| Task requirements |
1 – Transcribe the passage on the NER software team's history, starting at the words "However, there were" and ending after "FinishLine by NER.".
2 – Go on with the passage on the NER software team's history from where it ends.

| Text passage |
****************
However, there were more technical limitations with v2. This led to the creation of NER PM Dashboard v3 led by Anthony Bernardi in Summer 2022. The biggest change was using Express on the backend instead of Netlify Lambdas. It also generally cleaned up the repo and used Yarn workspaces as a better way to keep the monorepo instead of the workarounds used in v2. It was also rebranded to FinishLine by NER.
With such a large number of new members, the software team developed a series of “Learning Sessions” intended to run concurrently with onboarding to teach new members the technologies that FinishLine used. These began in Fall of 2022 under the leadership of Bernardi and laid the foundation for “Launchpad”, an idea for a dedicated period of onboarding where new members would spend a fixed amount of time in a very structured environment learning the technologies of the project they would end up working on before they actually started developing for that project. Learning sessions however would run from Fall 2022 - Spring 2024 before Launchpad was created.
With an established onboarding process and a strong foundational project for new members, the software team decided to add a new project, NERO in the spring of 2023. This was software’s first step into integrating more in the engineering world of NER, and it forced the developers to work closely with the engineers to figure out what was the most relevant data for each mode of the car. The end of the spring also marked the the creation of the Chief Software Engineer role, previously known as the Head of Software, who would be recognized on the E-Board of the club.
After the success of NERO, software decided to add another project in fall of 2023, Argos, with the focus of creating a data pipeline to be able to wirelessly store all the data recorded on the car. Argos and NERO, being so distinct from the main project of FinishLine, forced the software team to create an organizational change. These two new embedded projects would be known as Application Software, and FinishLine would move into its own Web Development team. Both of these teams would have their own head and would report to the Chief Software Engineer.
****************
| Excerpted data |
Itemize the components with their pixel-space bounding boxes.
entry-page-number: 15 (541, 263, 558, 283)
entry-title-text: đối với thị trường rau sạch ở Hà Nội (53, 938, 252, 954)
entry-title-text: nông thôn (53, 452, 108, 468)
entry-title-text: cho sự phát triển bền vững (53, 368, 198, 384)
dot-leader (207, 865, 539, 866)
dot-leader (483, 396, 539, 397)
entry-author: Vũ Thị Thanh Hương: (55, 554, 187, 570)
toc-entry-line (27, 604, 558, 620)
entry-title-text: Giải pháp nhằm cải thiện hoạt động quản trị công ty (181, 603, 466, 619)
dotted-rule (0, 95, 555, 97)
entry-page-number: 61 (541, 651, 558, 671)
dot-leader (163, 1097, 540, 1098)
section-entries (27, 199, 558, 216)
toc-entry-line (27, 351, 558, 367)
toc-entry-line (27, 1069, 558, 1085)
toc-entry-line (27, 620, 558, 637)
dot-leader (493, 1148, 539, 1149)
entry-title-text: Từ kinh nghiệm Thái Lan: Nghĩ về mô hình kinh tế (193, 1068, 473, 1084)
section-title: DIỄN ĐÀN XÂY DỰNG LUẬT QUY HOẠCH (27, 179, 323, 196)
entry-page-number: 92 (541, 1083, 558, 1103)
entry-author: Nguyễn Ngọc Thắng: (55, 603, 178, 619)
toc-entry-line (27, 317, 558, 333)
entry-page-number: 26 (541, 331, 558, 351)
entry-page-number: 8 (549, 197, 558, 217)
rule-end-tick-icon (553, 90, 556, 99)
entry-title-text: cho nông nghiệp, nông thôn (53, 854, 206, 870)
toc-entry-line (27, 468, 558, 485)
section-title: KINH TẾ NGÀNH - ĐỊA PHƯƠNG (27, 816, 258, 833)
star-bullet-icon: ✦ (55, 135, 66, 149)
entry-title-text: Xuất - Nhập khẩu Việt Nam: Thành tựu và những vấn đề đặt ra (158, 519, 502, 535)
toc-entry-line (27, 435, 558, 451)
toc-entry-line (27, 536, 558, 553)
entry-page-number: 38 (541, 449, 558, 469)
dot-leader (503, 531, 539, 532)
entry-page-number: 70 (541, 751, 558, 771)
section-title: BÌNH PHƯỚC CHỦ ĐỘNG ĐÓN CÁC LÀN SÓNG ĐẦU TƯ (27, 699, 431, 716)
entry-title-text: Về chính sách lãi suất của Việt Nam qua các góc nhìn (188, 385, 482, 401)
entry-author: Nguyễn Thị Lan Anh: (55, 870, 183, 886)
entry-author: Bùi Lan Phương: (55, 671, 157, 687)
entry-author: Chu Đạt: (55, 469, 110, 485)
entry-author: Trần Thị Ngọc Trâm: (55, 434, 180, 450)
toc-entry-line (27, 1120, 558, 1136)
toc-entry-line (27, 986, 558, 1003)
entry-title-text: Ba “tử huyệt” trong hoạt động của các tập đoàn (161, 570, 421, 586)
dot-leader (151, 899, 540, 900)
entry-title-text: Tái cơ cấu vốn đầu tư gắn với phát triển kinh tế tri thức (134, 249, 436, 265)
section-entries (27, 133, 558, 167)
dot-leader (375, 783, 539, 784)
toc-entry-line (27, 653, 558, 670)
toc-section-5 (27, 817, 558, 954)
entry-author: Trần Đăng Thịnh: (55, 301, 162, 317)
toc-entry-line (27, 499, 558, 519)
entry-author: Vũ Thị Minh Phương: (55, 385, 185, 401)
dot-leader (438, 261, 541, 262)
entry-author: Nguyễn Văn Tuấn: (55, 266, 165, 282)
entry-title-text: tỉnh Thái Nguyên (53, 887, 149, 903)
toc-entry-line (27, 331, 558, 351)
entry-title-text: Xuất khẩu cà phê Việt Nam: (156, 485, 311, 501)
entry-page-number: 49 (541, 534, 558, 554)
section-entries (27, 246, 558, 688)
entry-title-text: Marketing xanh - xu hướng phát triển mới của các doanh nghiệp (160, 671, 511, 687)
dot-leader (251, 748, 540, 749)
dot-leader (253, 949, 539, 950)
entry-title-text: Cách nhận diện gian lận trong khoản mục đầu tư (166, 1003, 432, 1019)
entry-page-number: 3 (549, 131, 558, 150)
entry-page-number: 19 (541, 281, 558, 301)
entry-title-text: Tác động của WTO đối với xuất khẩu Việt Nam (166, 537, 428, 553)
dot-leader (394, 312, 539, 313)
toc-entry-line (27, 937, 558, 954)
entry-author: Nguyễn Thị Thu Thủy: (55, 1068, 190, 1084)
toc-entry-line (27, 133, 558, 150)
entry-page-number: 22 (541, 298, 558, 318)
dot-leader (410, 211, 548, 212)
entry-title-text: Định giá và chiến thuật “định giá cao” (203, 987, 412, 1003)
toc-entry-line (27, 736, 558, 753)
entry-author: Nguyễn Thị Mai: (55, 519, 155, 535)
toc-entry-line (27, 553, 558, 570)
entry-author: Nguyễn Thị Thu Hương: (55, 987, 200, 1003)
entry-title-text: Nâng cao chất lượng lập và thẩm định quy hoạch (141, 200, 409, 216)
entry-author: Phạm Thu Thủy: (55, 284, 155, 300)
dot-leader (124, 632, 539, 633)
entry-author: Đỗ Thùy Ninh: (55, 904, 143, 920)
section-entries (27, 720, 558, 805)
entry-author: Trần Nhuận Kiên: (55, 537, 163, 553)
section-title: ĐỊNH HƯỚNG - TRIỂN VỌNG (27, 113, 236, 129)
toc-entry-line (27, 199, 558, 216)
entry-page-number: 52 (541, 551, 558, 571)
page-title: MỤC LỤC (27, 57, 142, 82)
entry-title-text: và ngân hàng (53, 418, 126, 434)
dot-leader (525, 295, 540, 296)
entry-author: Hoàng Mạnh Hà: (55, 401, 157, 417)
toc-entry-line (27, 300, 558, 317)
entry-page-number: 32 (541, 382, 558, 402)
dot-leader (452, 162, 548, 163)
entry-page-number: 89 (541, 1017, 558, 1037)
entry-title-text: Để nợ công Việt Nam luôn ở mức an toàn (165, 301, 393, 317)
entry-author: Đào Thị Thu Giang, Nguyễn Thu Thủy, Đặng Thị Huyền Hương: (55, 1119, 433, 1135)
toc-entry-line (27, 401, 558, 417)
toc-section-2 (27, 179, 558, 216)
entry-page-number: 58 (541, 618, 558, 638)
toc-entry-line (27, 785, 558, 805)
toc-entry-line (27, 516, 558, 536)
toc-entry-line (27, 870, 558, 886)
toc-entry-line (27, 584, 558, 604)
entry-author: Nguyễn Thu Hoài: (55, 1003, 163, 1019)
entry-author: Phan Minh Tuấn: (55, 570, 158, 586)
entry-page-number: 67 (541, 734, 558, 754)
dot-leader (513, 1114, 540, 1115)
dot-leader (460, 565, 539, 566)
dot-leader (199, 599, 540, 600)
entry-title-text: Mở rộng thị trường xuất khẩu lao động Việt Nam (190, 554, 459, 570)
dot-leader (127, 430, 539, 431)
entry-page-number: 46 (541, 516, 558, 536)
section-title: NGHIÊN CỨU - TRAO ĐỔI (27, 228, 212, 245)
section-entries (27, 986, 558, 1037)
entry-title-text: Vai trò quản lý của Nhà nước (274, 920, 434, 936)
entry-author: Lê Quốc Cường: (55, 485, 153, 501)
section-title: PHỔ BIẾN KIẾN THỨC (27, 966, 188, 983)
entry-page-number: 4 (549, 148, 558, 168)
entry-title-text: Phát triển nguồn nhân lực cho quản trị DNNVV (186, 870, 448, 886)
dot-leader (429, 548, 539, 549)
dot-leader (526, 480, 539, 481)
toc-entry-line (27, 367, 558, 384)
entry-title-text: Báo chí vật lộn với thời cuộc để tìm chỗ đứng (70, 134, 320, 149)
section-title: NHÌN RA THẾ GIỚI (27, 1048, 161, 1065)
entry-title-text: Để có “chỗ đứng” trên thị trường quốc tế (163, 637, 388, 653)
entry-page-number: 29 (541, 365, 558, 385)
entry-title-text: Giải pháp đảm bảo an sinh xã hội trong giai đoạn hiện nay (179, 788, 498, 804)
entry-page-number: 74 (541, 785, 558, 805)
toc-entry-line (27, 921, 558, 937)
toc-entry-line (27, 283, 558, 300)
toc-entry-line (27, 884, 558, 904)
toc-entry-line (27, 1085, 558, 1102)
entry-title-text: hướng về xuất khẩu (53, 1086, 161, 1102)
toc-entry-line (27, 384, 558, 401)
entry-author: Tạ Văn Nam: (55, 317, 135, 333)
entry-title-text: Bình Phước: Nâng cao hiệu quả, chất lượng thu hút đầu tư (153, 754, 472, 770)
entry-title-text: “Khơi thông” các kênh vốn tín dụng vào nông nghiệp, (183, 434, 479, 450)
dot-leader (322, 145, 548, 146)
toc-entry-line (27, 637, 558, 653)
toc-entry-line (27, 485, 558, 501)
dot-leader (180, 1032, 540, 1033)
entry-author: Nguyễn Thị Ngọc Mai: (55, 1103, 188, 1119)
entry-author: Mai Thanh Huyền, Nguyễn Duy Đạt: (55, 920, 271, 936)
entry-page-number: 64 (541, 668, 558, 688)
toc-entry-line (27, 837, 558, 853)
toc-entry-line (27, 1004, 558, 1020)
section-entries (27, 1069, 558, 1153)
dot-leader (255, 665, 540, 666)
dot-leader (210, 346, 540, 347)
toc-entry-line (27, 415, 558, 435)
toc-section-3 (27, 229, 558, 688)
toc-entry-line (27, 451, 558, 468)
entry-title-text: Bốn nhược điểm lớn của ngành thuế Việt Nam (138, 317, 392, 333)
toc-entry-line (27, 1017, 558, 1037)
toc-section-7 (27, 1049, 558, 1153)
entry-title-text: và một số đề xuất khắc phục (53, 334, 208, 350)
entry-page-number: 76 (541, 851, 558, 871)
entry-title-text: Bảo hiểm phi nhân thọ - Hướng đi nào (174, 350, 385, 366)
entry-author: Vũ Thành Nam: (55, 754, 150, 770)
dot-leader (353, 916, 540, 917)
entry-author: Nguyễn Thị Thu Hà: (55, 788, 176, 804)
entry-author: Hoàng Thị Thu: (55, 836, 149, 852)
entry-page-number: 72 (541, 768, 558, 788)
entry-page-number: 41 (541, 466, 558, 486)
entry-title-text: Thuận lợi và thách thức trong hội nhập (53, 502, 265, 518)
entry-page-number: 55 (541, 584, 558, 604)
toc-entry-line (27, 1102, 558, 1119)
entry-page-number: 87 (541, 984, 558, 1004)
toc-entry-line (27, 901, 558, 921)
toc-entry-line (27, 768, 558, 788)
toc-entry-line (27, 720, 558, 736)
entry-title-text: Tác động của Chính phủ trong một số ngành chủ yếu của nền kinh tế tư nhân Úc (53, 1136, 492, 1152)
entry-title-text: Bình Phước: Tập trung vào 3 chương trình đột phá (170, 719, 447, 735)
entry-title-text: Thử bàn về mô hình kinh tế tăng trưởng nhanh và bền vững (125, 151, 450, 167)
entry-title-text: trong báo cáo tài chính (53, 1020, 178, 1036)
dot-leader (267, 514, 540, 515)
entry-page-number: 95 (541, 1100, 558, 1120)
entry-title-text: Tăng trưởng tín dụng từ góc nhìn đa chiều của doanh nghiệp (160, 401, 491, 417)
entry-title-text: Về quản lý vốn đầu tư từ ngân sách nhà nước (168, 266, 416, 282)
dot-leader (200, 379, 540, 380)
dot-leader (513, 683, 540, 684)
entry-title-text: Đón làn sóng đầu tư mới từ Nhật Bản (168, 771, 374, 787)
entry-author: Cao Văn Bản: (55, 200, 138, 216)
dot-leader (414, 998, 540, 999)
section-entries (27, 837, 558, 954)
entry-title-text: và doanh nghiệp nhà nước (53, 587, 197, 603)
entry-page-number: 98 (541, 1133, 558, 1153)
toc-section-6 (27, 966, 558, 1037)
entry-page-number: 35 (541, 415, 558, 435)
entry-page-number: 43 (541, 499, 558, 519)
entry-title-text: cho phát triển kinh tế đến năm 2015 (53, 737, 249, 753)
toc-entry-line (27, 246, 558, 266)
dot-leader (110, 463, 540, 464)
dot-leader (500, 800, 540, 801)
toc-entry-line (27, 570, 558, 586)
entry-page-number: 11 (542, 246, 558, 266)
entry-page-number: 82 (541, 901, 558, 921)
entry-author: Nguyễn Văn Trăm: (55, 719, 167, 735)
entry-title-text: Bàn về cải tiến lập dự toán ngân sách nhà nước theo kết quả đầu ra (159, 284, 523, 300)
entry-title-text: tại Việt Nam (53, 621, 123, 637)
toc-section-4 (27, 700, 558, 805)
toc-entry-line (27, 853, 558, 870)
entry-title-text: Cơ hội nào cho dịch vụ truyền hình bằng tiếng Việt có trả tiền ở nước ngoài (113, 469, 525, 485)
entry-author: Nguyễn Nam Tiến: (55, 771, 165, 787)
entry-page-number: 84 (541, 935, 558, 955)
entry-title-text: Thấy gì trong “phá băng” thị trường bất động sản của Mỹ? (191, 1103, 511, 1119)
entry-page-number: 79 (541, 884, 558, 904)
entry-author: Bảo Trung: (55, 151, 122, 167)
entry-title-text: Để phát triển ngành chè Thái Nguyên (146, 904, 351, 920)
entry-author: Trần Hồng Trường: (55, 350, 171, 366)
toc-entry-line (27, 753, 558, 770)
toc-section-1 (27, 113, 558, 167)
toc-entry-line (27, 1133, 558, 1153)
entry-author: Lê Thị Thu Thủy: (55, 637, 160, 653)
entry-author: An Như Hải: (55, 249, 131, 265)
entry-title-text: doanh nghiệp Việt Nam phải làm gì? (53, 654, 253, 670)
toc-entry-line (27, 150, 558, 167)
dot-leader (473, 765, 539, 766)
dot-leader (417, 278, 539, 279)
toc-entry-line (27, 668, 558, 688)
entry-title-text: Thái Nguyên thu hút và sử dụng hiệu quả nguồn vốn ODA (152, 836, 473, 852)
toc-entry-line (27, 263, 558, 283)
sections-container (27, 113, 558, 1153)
****************
| Numbered responses |
1 –
However, there were more technical limitations with v2. This led to the creation of NER PM Dashboard v3 led by Anthony Bernardi in Summer 2022. The biggest change was using Express on the backend instead of Netlify Lambdas. It also generally cleaned up the repo and used Yarn workspaces as a better way to keep the monorepo instead of the workarounds used in v2. It was also rebranded to FinishLine by NER.

2 –
FinishLine over the summer/fall of 2023 and spring of 2024 with the leadership of Reid Chandler as CSE and Sean Walker as Head of FinishLine, would create a complete finance dashboard, a custom editable gantt chart, and a brand new Design Review Calendar that would become the applications three main features for the upcoming 2024 design cycle. Such major feature additions resulted in a version bump to PM dashboard v4.
While the software team continued to run smoothly with record number of applications semester over semester, it seemed to result in less and less applications for the Data and Controls system as it was hard to express the difference in work that was being done for the firmware of the car, and the FinishLine + GUI applications that the software team was creating. So throughout the spring and formalizing in fall of 2024, the Application Software team and Data and Controls electrical team, who already collaborated closely together, formally merged into the Embedded Development team, co-run by both software and electrical. This was done in the hope of people joining the software team would be correctly directed to the Firmware projects within the club for people who were interested in that.